_Exercise_. Extract the stretch of records from the very beginning through the line containing "- subheader-period: 間: [305, 204, 316, 217]", reproducing every line without any change.

_Element and box listings_.
····················

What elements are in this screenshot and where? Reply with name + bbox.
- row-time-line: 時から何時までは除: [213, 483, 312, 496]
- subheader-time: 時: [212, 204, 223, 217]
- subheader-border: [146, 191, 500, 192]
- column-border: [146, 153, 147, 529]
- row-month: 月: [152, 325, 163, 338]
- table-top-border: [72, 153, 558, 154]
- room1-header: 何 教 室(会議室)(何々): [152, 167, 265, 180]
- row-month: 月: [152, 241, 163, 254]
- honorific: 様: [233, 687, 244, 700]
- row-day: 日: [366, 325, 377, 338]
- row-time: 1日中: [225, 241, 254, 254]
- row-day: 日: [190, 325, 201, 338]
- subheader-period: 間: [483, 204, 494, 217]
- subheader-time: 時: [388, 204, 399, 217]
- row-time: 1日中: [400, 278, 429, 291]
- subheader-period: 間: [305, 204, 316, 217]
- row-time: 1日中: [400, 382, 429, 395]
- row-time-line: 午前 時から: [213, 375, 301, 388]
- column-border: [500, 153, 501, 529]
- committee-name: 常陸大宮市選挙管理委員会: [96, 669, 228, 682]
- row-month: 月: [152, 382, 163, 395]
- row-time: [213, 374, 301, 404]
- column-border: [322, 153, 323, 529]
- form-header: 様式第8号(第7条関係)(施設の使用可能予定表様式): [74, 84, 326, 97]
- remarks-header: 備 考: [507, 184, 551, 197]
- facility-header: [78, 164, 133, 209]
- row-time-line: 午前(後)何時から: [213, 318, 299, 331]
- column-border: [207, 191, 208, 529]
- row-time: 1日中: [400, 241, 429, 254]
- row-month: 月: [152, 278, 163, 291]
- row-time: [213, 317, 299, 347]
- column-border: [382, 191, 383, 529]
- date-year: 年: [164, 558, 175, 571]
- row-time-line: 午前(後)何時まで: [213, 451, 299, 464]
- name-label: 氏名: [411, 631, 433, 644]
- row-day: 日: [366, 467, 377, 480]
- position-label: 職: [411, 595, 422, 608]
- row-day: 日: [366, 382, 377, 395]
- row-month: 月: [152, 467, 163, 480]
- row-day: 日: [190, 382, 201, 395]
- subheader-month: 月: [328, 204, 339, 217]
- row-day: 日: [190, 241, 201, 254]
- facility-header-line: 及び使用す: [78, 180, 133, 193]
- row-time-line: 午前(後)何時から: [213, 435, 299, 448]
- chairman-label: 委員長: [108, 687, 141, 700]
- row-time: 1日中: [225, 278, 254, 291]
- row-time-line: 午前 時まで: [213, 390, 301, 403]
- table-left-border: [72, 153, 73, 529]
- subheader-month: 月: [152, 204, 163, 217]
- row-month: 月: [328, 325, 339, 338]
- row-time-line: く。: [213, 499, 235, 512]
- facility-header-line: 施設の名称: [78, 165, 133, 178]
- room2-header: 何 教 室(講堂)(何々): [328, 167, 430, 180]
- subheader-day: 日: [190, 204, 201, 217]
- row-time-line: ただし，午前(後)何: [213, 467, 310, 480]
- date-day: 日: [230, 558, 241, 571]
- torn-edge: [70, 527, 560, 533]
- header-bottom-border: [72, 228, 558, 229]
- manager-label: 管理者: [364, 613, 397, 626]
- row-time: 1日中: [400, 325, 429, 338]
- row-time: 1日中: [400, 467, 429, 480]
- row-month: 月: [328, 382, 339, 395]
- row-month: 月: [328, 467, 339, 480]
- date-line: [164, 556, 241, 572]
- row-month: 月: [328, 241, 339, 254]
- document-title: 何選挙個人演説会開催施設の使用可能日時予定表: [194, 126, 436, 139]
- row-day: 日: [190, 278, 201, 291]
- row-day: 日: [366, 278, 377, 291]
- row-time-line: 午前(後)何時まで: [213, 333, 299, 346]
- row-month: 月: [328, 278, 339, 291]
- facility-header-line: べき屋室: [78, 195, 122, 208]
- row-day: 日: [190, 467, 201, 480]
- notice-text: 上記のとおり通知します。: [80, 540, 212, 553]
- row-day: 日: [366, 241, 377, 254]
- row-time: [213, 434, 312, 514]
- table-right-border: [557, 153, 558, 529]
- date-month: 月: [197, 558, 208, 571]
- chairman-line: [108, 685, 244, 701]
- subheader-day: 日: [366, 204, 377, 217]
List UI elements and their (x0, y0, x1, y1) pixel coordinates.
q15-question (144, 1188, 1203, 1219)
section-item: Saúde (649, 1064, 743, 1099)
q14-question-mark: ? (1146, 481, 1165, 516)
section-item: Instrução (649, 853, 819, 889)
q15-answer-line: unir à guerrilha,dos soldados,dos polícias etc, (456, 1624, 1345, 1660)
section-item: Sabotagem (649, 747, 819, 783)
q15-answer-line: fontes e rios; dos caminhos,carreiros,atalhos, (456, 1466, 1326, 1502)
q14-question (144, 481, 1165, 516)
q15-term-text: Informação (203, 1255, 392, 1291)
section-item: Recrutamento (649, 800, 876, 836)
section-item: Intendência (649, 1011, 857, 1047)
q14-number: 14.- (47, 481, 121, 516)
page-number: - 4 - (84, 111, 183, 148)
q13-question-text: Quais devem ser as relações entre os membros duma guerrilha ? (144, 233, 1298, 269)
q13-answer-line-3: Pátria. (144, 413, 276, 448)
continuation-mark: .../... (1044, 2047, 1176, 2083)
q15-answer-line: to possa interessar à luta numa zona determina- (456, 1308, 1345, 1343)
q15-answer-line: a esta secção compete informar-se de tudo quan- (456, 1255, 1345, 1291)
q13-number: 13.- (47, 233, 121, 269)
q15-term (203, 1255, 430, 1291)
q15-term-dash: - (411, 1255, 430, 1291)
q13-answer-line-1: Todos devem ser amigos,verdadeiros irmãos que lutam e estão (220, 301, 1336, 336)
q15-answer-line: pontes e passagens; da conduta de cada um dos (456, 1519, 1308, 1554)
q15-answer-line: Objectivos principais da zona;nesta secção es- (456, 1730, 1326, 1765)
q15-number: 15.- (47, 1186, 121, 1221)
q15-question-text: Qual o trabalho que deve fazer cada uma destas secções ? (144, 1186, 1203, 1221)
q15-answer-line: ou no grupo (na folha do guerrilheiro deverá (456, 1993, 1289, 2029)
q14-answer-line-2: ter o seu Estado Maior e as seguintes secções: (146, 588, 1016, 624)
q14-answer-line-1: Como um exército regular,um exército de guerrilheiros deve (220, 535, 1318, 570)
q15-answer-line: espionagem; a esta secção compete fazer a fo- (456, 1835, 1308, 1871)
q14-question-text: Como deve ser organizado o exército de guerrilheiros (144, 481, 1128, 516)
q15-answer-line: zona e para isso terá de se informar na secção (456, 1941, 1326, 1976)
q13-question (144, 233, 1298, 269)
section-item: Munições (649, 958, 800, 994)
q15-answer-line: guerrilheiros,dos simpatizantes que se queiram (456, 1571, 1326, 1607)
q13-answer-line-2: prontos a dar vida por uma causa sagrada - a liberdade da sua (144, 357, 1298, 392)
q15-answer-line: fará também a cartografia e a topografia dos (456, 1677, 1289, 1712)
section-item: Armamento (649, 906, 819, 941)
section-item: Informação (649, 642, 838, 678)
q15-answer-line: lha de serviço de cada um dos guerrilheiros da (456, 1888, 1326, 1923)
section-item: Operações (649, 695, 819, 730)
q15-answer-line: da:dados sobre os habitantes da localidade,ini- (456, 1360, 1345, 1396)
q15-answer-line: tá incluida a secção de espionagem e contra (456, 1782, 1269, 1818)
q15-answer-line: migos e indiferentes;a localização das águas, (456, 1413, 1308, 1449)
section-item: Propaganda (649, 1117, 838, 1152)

····················

_Problem solution_.
What elements are in this screenshot and where? Reply with name + bbox.
- row-time-line: 時から何時までは除: [213, 483, 312, 496]
- subheader-time: 時: [212, 204, 223, 217]
- subheader-border: [146, 191, 500, 192]
- column-border: [146, 153, 147, 529]
- row-month: 月: [152, 325, 163, 338]
- table-top-border: [72, 153, 558, 154]
- room1-header: 何 教 室(会議室)(何々): [152, 167, 265, 180]
- row-month: 月: [152, 241, 163, 254]
- honorific: 様: [233, 687, 244, 700]
- row-day: 日: [366, 325, 377, 338]
- row-time: 1日中: [225, 241, 254, 254]
- row-day: 日: [190, 325, 201, 338]
- subheader-period: 間: [483, 204, 494, 217]
- subheader-time: 時: [388, 204, 399, 217]
- row-time: 1日中: [400, 278, 429, 291]
- subheader-period: 間: [305, 204, 316, 217]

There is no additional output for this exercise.